DESCRIPTION OF THE TASK: For each line of the data below that holds "content", copy the line.

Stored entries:
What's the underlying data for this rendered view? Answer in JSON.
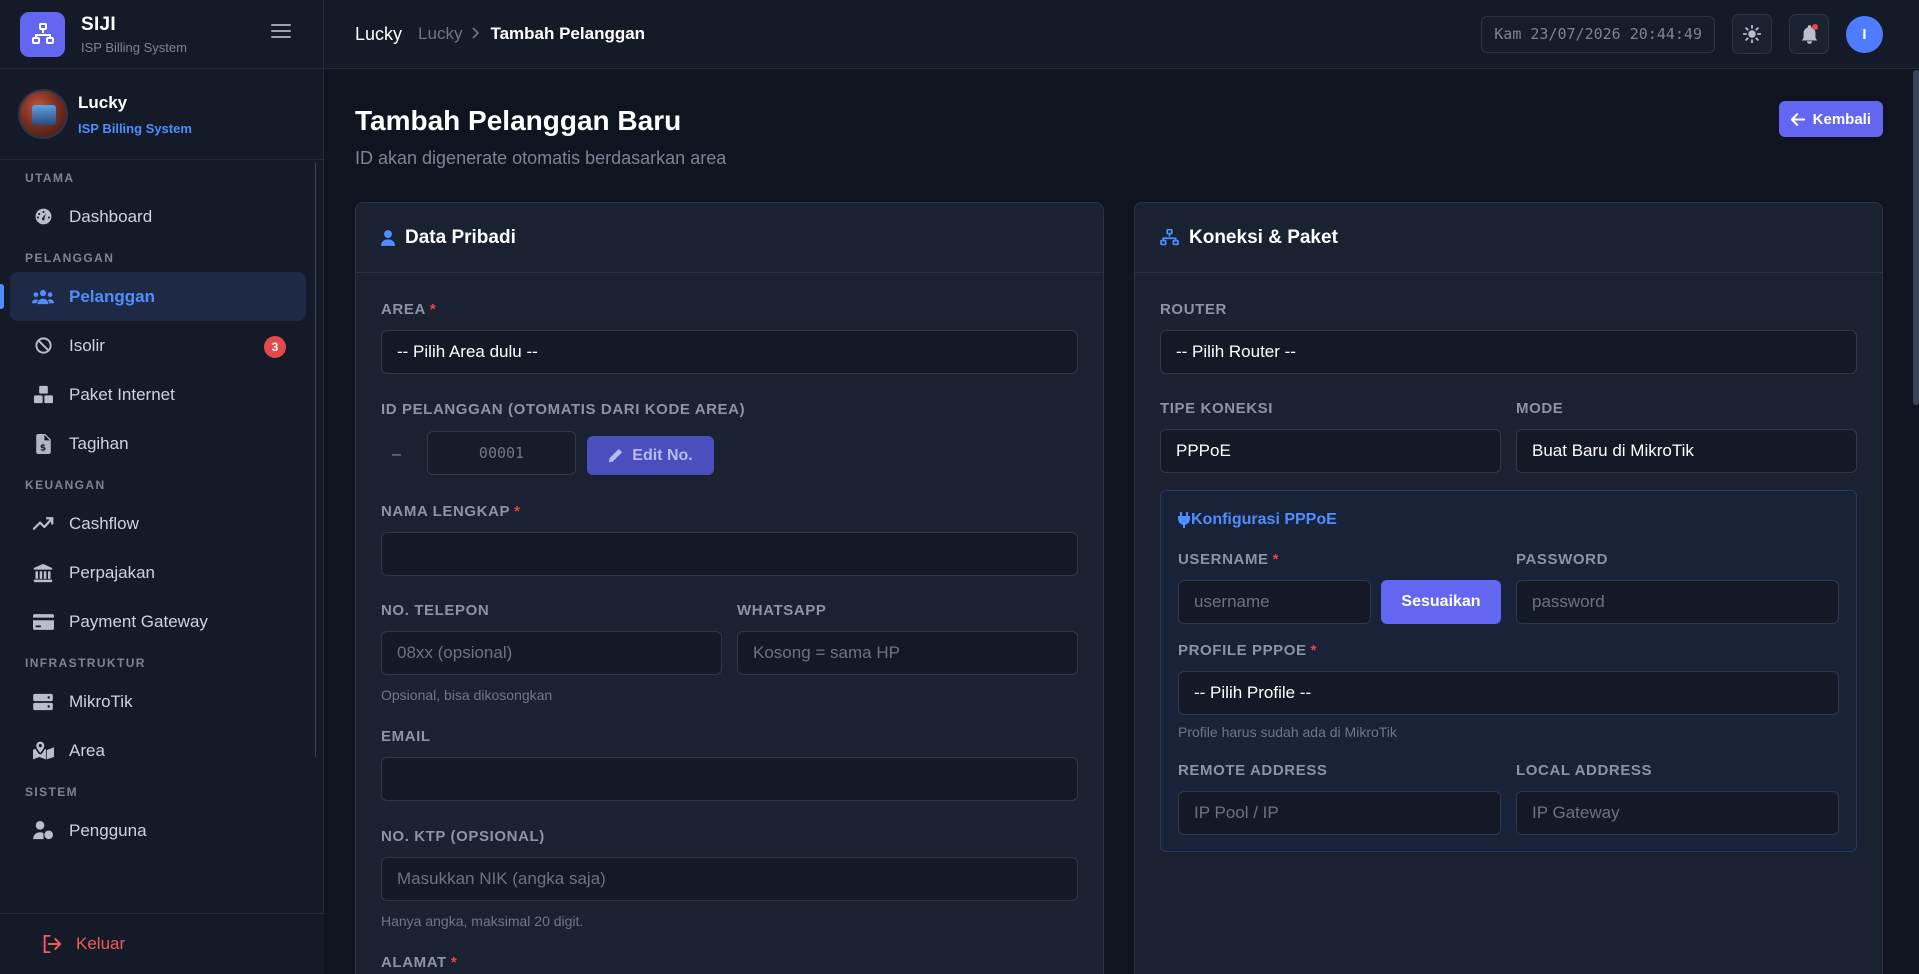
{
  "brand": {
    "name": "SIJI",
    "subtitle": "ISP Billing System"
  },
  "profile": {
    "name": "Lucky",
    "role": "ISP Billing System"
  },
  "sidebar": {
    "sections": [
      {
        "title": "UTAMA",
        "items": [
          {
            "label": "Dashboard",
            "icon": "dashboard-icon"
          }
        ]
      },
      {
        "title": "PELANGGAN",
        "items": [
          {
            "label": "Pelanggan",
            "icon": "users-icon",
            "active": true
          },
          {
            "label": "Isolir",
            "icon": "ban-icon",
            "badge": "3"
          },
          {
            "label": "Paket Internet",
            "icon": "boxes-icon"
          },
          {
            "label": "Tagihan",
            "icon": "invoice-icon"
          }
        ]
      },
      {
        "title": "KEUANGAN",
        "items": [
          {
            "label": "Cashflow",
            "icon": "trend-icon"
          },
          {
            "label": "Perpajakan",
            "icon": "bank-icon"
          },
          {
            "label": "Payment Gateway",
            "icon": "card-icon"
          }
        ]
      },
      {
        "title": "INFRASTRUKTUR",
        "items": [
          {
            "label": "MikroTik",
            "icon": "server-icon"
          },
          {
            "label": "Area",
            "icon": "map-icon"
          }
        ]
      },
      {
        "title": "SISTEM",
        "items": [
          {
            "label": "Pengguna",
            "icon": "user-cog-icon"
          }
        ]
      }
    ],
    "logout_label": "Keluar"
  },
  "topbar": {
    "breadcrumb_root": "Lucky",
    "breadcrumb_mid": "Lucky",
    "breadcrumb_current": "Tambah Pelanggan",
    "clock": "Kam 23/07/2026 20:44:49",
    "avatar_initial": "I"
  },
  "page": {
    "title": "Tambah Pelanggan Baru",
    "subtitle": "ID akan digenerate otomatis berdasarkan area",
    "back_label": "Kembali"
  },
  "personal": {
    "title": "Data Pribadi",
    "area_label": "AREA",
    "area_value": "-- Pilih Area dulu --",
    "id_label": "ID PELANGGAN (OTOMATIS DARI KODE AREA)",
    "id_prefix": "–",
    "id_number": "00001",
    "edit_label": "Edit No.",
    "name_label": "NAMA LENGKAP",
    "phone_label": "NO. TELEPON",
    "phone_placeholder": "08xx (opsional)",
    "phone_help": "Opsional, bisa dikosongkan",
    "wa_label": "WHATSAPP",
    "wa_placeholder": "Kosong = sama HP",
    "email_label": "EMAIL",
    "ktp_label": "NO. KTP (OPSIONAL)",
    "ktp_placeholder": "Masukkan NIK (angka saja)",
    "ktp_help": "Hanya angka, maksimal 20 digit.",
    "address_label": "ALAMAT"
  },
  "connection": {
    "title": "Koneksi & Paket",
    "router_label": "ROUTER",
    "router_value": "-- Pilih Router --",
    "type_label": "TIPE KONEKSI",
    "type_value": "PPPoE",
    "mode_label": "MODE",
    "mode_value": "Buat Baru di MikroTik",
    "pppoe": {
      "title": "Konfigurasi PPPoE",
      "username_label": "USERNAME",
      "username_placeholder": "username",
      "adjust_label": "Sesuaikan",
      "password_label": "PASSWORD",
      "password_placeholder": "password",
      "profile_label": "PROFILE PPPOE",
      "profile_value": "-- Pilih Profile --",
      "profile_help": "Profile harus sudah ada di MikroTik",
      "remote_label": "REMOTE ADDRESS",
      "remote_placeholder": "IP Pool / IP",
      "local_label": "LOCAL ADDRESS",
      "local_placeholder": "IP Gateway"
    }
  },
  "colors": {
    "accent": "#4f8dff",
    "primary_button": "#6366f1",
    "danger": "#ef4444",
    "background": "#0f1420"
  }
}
* * *
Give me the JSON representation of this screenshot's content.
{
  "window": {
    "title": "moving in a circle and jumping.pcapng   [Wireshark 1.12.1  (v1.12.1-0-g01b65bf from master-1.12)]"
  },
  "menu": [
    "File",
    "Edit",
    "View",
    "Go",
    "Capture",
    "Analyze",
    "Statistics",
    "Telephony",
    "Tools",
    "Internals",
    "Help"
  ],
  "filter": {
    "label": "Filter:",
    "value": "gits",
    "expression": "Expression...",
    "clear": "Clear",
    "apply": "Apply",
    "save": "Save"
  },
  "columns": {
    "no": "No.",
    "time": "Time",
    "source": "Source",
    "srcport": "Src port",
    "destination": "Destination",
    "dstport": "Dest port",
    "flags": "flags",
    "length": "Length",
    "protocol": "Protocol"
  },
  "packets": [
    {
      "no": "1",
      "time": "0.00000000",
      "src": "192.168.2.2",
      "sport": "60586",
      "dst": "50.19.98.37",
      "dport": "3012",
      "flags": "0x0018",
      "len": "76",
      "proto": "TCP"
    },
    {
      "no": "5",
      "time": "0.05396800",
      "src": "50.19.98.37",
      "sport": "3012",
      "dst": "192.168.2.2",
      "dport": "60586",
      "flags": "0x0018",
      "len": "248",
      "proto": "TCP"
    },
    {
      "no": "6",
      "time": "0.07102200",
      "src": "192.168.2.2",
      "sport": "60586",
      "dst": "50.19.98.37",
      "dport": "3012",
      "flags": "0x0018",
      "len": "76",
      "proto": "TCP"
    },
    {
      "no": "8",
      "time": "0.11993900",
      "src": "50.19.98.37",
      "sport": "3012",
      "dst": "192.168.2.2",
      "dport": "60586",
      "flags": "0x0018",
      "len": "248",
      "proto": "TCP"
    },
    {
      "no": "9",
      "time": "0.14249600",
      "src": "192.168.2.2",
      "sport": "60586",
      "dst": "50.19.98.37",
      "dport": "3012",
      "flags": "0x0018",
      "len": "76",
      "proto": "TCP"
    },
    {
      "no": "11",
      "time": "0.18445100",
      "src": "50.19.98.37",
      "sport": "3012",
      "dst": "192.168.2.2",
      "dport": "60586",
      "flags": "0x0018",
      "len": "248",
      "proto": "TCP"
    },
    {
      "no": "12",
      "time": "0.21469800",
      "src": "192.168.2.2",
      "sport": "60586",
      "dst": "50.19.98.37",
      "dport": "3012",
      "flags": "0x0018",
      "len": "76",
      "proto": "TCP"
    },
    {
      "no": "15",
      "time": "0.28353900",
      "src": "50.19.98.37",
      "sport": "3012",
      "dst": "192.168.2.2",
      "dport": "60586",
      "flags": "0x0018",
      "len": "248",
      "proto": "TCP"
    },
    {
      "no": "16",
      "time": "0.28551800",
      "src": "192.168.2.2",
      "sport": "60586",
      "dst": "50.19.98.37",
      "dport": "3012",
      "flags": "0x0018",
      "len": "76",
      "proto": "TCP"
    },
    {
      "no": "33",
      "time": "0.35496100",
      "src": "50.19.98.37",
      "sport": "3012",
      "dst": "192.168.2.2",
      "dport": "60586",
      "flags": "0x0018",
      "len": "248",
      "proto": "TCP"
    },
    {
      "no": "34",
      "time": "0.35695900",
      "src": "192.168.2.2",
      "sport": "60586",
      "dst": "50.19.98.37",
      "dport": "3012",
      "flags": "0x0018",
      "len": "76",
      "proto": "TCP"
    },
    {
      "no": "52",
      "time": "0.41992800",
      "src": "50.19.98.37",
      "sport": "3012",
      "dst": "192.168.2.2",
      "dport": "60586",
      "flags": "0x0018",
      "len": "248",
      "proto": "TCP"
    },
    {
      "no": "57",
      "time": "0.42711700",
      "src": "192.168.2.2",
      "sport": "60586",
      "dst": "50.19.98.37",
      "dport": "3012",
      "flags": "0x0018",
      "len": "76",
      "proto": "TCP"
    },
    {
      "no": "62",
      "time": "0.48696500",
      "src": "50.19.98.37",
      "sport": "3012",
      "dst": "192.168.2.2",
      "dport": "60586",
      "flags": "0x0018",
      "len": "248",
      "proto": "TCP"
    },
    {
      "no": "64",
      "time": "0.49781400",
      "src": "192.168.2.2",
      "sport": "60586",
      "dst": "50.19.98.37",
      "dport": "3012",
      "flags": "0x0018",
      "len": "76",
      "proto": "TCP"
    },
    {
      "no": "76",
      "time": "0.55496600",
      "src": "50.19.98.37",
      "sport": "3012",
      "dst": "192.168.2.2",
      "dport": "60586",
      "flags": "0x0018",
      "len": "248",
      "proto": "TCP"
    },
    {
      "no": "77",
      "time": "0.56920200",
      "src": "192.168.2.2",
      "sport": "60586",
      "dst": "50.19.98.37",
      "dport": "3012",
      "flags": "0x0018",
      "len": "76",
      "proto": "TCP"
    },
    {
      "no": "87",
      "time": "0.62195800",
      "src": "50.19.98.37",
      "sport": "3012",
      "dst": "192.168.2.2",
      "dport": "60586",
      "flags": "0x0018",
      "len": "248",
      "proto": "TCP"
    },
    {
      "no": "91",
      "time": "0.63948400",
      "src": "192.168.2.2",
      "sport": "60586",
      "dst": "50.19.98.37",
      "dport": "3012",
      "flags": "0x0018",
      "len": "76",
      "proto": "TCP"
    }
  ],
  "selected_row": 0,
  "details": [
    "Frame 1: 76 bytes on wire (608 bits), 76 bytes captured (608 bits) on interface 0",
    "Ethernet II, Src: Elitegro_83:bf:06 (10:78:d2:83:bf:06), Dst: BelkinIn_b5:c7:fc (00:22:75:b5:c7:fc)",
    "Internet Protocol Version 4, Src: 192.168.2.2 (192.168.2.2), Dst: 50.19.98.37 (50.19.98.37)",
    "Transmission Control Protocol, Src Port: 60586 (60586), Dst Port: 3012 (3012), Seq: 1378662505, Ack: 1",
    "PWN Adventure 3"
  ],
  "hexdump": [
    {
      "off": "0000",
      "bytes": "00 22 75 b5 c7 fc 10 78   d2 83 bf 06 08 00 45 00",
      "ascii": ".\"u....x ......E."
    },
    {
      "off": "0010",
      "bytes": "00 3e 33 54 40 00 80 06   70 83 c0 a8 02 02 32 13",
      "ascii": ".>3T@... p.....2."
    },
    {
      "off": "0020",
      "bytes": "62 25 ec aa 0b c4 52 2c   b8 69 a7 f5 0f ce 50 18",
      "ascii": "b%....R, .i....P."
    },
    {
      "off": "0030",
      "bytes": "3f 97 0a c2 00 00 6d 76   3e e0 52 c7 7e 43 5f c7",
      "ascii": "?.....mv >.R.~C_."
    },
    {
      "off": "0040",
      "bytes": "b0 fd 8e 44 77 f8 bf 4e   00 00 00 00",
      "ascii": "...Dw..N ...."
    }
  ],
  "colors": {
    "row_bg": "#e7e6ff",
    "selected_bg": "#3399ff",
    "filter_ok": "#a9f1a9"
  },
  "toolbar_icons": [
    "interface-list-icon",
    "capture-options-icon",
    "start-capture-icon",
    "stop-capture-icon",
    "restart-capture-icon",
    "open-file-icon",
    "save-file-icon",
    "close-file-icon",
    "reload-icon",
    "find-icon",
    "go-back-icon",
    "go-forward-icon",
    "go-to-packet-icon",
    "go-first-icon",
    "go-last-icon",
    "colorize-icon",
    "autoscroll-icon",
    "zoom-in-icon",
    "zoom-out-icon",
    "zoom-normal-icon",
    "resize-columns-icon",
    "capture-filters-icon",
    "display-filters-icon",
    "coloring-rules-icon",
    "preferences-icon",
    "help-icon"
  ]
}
--
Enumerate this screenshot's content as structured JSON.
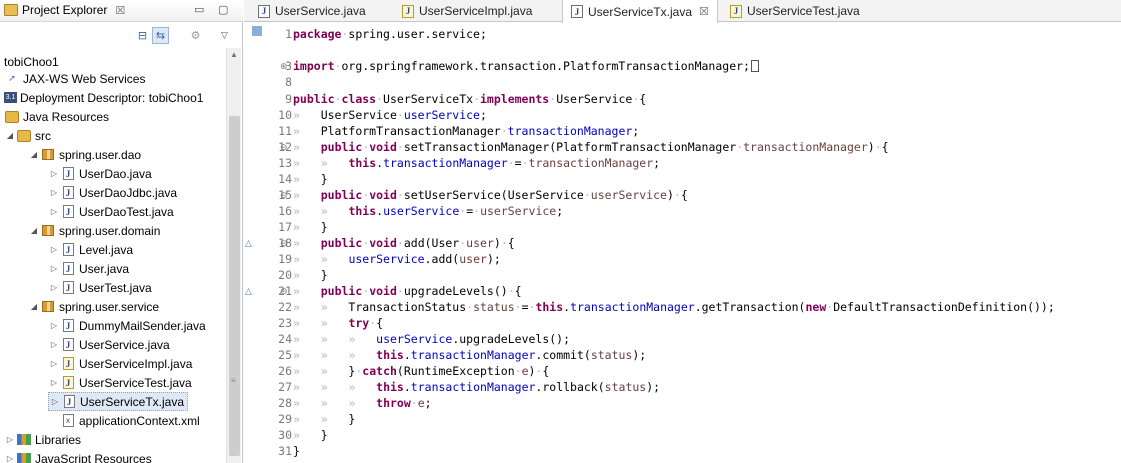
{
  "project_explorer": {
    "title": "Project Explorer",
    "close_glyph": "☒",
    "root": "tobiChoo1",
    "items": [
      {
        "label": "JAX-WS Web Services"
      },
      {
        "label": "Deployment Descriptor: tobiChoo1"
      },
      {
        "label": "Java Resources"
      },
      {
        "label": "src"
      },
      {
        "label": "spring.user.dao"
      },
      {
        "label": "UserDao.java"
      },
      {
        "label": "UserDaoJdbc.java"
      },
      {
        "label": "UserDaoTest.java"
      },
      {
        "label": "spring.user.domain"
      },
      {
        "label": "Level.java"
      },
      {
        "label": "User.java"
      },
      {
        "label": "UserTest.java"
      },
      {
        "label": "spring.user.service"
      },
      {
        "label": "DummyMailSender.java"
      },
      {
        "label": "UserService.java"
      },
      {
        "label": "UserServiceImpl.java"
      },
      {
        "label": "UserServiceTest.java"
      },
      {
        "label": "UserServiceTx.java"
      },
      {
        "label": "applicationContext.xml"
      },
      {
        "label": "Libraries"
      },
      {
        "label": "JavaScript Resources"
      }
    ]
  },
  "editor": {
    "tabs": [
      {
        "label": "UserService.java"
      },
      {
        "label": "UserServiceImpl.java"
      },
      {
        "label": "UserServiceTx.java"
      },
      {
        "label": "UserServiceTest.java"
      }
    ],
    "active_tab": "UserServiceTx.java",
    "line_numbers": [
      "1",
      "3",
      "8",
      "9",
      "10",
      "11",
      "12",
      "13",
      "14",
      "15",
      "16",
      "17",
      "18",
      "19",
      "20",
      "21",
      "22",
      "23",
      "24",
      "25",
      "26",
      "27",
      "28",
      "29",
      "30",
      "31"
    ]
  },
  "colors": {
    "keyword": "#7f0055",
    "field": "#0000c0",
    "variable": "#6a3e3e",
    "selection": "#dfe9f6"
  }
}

SOLUTION TO THIS EXERCISE:
Give me the JSON representation of this screenshot's content.
Enumerate this screenshot's content as structured JSON.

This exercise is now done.